Records provided -
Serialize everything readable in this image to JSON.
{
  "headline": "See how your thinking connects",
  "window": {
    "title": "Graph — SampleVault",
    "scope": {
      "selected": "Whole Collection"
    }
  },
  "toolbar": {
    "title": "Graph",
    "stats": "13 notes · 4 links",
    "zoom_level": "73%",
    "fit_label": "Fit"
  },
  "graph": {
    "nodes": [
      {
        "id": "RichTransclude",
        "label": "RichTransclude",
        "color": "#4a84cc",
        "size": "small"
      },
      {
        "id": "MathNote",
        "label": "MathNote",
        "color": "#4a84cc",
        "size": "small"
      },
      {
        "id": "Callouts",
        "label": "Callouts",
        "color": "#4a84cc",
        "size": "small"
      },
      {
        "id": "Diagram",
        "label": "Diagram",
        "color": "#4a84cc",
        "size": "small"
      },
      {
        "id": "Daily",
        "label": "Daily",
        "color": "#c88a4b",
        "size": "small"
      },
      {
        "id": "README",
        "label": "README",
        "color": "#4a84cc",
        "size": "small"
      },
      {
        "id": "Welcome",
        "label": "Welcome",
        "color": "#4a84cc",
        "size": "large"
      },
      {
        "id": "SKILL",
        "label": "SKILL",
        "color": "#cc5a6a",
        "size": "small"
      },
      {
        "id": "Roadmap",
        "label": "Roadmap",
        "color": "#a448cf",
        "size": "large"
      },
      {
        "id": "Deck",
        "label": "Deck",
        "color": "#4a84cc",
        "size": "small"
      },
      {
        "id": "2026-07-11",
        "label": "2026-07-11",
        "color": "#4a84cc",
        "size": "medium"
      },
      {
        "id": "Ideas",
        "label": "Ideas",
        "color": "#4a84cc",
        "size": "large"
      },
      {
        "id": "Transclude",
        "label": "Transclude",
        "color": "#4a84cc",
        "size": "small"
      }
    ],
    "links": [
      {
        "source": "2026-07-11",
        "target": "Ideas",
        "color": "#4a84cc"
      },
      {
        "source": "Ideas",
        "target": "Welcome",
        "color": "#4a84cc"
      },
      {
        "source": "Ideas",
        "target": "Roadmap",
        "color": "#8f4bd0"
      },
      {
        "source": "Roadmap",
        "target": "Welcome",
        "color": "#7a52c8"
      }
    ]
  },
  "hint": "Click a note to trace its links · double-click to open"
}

Brief - Quote every record above exactly.

Response to the exercise -
Serialize everything readable in this image to JSON.
{
  "headline": "See how your thinking connects",
  "window": {
    "title": "Graph — SampleVault",
    "scope": {
      "selected": "Whole Collection"
    }
  },
  "toolbar": {
    "title": "Graph",
    "stats": "13 notes · 4 links",
    "zoom_level": "73%",
    "fit_label": "Fit"
  },
  "graph": {
    "nodes": [
      {
        "id": "RichTransclude",
        "label": "RichTransclude",
        "color": "#4a84cc",
        "size": "small"
      },
      {
        "id": "MathNote",
        "label": "MathNote",
        "color": "#4a84cc",
        "size": "small"
      },
      {
        "id": "Callouts",
        "label": "Callouts",
        "color": "#4a84cc",
        "size": "small"
      },
      {
        "id": "Diagram",
        "label": "Diagram",
        "color": "#4a84cc",
        "size": "small"
      },
      {
        "id": "Daily",
        "label": "Daily",
        "color": "#c88a4b",
        "size": "small"
      },
      {
        "id": "README",
        "label": "README",
        "color": "#4a84cc",
        "size": "small"
      },
      {
        "id": "Welcome",
        "label": "Welcome",
        "color": "#4a84cc",
        "size": "large"
      },
      {
        "id": "SKILL",
        "label": "SKILL",
        "color": "#cc5a6a",
        "size": "small"
      },
      {
        "id": "Roadmap",
        "label": "Roadmap",
        "color": "#a448cf",
        "size": "large"
      },
      {
        "id": "Deck",
        "label": "Deck",
        "color": "#4a84cc",
        "size": "small"
      },
      {
        "id": "2026-07-11",
        "label": "2026-07-11",
        "color": "#4a84cc",
        "size": "medium"
      },
      {
        "id": "Ideas",
        "label": "Ideas",
        "color": "#4a84cc",
        "size": "large"
      },
      {
        "id": "Transclude",
        "label": "Transclude",
        "color": "#4a84cc",
        "size": "small"
      }
    ],
    "links": [
      {
        "source": "2026-07-11",
        "target": "Ideas",
        "color": "#4a84cc"
      },
      {
        "source": "Ideas",
        "target": "Welcome",
        "color": "#4a84cc"
      },
      {
        "source": "Ideas",
        "target": "Roadmap",
        "color": "#8f4bd0"
      },
      {
        "source": "Roadmap",
        "target": "Welcome",
        "color": "#7a52c8"
      }
    ]
  },
  "hint": "Click a note to trace its links · double-click to open"
}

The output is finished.